> **WORK REQUIRED**
Repeat the whole listing below, word for word.

Saved entries:
━━━━━━━━━━━━━━━━
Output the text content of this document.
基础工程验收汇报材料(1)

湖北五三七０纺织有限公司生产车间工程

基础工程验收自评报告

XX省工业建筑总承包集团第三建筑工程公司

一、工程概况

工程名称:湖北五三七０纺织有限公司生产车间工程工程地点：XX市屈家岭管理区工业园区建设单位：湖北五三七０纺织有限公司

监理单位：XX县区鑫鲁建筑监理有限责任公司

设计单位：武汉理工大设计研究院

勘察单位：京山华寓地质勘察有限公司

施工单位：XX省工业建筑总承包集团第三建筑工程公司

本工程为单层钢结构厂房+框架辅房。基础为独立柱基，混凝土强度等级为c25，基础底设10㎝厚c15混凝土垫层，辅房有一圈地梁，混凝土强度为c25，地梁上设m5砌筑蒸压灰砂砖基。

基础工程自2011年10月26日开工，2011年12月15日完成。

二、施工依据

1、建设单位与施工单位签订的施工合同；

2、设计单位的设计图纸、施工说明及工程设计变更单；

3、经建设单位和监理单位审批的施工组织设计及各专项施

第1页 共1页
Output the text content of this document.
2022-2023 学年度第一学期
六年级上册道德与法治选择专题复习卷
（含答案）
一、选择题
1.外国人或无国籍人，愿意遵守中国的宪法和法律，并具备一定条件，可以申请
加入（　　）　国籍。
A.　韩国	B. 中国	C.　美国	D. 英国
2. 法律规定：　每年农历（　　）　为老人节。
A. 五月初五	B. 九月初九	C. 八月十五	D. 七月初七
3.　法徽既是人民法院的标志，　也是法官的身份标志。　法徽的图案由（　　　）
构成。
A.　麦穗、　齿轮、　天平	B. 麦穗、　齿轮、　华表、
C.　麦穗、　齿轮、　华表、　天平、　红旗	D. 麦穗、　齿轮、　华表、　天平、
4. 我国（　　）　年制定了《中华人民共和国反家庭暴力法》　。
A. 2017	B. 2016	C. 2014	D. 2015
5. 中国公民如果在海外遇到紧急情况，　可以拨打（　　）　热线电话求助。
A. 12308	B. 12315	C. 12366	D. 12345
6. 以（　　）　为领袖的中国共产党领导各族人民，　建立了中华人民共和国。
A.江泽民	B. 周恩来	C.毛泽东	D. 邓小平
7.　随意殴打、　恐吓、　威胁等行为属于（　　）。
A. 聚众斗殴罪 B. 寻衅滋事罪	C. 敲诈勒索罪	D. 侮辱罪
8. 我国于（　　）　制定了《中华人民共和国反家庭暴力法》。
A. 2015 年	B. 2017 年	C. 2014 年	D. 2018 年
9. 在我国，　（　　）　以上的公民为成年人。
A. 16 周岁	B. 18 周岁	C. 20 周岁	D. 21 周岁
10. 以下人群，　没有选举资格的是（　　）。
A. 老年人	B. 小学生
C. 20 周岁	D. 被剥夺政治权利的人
━━━━━━━━━━━━━━━━
> **RESPONSE**
Output the text content of this document.
基础工程验收汇报材料(1)

湖北五三七０纺织有限公司生产车间工程

基础工程验收自评报告

XX省工业建筑总承包集团第三建筑工程公司

一、工程概况

工程名称:湖北五三七０纺织有限公司生产车间工程工程地点：XX市屈家岭管理区工业园区建设单位：湖北五三七０纺织有限公司

监理单位：XX县区鑫鲁建筑监理有限责任公司

设计单位：武汉理工大设计研究院

勘察单位：京山华寓地质勘察有限公司

施工单位：XX省工业建筑总承包集团第三建筑工程公司

本工程为单层钢结构厂房+框架辅房。基础为独立柱基，混凝土强度等级为c25，基础底设10㎝厚c15混凝土垫层，辅房有一圈地梁，混凝土强度为c25，地梁上设m5砌筑蒸压灰砂砖基。

基础工程自2011年10月26日开工，2011年12月15日完成。

二、施工依据

1、建设单位与施工单位签订的施工合同；

2、设计单位的设计图纸、施工说明及工程设计变更单；

3、经建设单位和监理单位审批的施工组织设计及各专项施

第1页 共1页
Output the text content of this document.
2022-2023 学年度第一学期
六年级上册道德与法治选择专题复习卷
（含答案）
一、选择题
1.外国人或无国籍人，愿意遵守中国的宪法和法律，并具备一定条件，可以申请
加入（　　）　国籍。
A.　韩国	B. 中国	C.　美国	D. 英国
2. 法律规定：　每年农历（　　）　为老人节。
A. 五月初五	B. 九月初九	C. 八月十五	D. 七月初七
3.　法徽既是人民法院的标志，　也是法官的身份标志。　法徽的图案由（　　　）
构成。
A.　麦穗、　齿轮、　天平	B. 麦穗、　齿轮、　华表、
C.　麦穗、　齿轮、　华表、　天平、　红旗	D. 麦穗、　齿轮、　华表、　天平、
4. 我国（　　）　年制定了《中华人民共和国反家庭暴力法》　。
A. 2017	B. 2016	C. 2014	D. 2015
5. 中国公民如果在海外遇到紧急情况，　可以拨打（　　）　热线电话求助。
A. 12308	B. 12315	C. 12366	D. 12345
6. 以（　　）　为领袖的中国共产党领导各族人民，　建立了中华人民共和国。
A.江泽民	B. 周恩来	C.毛泽东	D. 邓小平
7.　随意殴打、　恐吓、　威胁等行为属于（　　）。
A. 聚众斗殴罪 B. 寻衅滋事罪	C. 敲诈勒索罪	D. 侮辱罪
8. 我国于（　　）　制定了《中华人民共和国反家庭暴力法》。
A. 2015 年	B. 2017 年	C. 2014 年	D. 2018 年
9. 在我国，　（　　）　以上的公民为成年人。
A. 16 周岁	B. 18 周岁	C. 20 周岁	D. 21 周岁
10. 以下人群，　没有选举资格的是（　　）。
A. 老年人	B. 小学生
C. 20 周岁	D. 被剥夺政治权利的人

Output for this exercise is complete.